(Written problem): Every line with the string "color" should be gathered.

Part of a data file
● ● ● ● ●

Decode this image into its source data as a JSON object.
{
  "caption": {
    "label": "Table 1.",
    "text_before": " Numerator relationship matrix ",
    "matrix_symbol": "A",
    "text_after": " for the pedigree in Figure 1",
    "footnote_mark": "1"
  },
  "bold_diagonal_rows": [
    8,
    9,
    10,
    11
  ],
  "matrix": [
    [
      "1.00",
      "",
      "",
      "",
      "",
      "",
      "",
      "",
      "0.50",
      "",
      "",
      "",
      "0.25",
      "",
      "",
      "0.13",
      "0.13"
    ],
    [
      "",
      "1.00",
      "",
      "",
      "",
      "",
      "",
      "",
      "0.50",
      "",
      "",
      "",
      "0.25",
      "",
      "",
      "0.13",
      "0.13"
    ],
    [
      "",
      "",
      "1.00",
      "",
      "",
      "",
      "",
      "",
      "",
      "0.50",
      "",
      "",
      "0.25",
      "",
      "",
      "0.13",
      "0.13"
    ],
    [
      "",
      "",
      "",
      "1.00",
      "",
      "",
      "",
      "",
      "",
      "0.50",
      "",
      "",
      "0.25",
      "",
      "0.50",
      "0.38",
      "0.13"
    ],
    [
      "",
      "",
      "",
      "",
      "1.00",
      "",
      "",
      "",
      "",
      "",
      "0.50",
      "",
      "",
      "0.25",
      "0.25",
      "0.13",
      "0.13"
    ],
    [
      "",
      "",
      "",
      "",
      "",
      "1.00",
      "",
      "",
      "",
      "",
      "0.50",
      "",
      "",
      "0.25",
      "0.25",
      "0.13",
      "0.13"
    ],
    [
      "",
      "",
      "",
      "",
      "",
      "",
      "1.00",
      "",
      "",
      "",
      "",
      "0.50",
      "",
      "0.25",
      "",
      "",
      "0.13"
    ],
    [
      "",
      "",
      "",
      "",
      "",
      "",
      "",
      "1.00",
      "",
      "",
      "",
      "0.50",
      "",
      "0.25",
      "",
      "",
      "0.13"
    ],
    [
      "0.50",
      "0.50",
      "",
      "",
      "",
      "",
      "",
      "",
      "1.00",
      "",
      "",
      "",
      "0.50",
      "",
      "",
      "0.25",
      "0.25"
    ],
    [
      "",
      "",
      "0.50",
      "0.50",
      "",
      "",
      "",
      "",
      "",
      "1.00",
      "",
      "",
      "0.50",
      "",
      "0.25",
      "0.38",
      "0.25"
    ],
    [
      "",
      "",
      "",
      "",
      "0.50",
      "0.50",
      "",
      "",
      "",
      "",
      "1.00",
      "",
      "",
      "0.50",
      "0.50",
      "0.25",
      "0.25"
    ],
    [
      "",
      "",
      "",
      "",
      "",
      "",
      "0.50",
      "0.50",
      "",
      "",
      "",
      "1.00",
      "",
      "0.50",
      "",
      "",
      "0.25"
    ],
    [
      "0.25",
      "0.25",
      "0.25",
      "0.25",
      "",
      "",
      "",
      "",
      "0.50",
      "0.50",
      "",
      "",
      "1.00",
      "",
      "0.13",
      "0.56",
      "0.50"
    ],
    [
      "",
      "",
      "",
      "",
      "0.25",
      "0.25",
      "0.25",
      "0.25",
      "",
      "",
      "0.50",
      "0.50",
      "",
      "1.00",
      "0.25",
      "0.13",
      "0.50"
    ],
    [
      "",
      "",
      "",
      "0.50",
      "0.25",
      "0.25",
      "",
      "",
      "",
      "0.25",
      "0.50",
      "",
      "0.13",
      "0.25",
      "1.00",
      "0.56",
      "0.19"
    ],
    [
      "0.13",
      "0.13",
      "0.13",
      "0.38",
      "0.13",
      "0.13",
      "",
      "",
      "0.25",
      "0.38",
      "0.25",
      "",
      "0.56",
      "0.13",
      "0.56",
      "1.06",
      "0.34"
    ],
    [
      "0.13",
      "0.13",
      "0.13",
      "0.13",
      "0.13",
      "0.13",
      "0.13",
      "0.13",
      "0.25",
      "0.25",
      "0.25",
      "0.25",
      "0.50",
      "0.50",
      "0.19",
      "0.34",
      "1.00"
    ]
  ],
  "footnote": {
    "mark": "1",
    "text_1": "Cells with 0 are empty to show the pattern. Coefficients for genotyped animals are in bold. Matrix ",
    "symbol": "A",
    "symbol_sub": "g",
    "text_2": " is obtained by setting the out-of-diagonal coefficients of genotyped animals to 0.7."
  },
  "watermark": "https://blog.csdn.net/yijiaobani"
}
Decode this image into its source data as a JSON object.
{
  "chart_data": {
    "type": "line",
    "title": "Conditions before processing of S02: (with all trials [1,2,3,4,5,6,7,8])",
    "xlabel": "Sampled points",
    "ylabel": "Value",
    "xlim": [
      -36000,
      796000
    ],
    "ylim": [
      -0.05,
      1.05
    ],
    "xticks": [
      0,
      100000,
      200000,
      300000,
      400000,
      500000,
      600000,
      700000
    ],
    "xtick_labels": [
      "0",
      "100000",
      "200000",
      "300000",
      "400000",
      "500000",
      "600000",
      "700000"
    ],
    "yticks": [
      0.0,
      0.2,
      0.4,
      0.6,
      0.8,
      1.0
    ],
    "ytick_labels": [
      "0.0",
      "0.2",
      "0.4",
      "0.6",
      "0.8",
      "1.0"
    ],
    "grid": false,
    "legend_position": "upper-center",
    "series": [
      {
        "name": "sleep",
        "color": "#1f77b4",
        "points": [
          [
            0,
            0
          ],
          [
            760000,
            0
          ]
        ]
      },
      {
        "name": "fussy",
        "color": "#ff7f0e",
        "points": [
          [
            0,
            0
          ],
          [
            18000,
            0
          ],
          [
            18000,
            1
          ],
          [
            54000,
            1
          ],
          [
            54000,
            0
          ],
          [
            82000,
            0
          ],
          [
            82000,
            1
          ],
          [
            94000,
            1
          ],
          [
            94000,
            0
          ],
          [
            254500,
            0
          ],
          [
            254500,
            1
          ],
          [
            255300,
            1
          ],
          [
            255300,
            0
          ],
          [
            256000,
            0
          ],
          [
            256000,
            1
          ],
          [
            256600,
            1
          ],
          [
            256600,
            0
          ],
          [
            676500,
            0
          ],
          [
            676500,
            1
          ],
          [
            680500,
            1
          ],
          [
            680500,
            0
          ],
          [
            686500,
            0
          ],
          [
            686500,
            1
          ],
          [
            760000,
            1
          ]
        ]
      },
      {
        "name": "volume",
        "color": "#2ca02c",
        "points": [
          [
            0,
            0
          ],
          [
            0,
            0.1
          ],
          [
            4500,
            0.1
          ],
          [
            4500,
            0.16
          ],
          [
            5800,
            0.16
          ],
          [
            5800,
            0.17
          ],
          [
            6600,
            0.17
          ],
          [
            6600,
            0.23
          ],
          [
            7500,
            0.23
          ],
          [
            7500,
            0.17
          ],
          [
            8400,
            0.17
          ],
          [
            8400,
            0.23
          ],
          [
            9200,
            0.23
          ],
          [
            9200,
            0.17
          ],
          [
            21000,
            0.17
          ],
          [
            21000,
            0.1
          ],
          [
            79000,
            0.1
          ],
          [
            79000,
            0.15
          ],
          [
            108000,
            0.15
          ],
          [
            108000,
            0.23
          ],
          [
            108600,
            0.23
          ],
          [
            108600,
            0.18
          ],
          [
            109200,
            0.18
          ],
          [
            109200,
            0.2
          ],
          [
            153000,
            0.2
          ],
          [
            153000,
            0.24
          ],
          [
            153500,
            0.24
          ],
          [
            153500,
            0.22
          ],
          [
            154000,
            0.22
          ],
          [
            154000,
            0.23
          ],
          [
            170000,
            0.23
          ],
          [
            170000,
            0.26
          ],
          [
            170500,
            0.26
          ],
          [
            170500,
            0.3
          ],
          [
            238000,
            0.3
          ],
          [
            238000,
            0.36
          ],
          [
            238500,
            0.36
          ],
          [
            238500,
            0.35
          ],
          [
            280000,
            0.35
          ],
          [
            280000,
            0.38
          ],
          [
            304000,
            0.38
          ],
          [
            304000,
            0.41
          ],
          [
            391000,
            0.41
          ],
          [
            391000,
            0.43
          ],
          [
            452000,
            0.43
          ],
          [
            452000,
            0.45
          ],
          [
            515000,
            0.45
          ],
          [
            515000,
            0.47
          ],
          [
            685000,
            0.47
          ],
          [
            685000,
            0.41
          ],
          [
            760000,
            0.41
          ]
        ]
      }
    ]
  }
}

● ● ● ● ●

(Result of this task):
        "color": "#1f77b4",
        "color": "#ff7f0e",
        "color": "#2ca02c",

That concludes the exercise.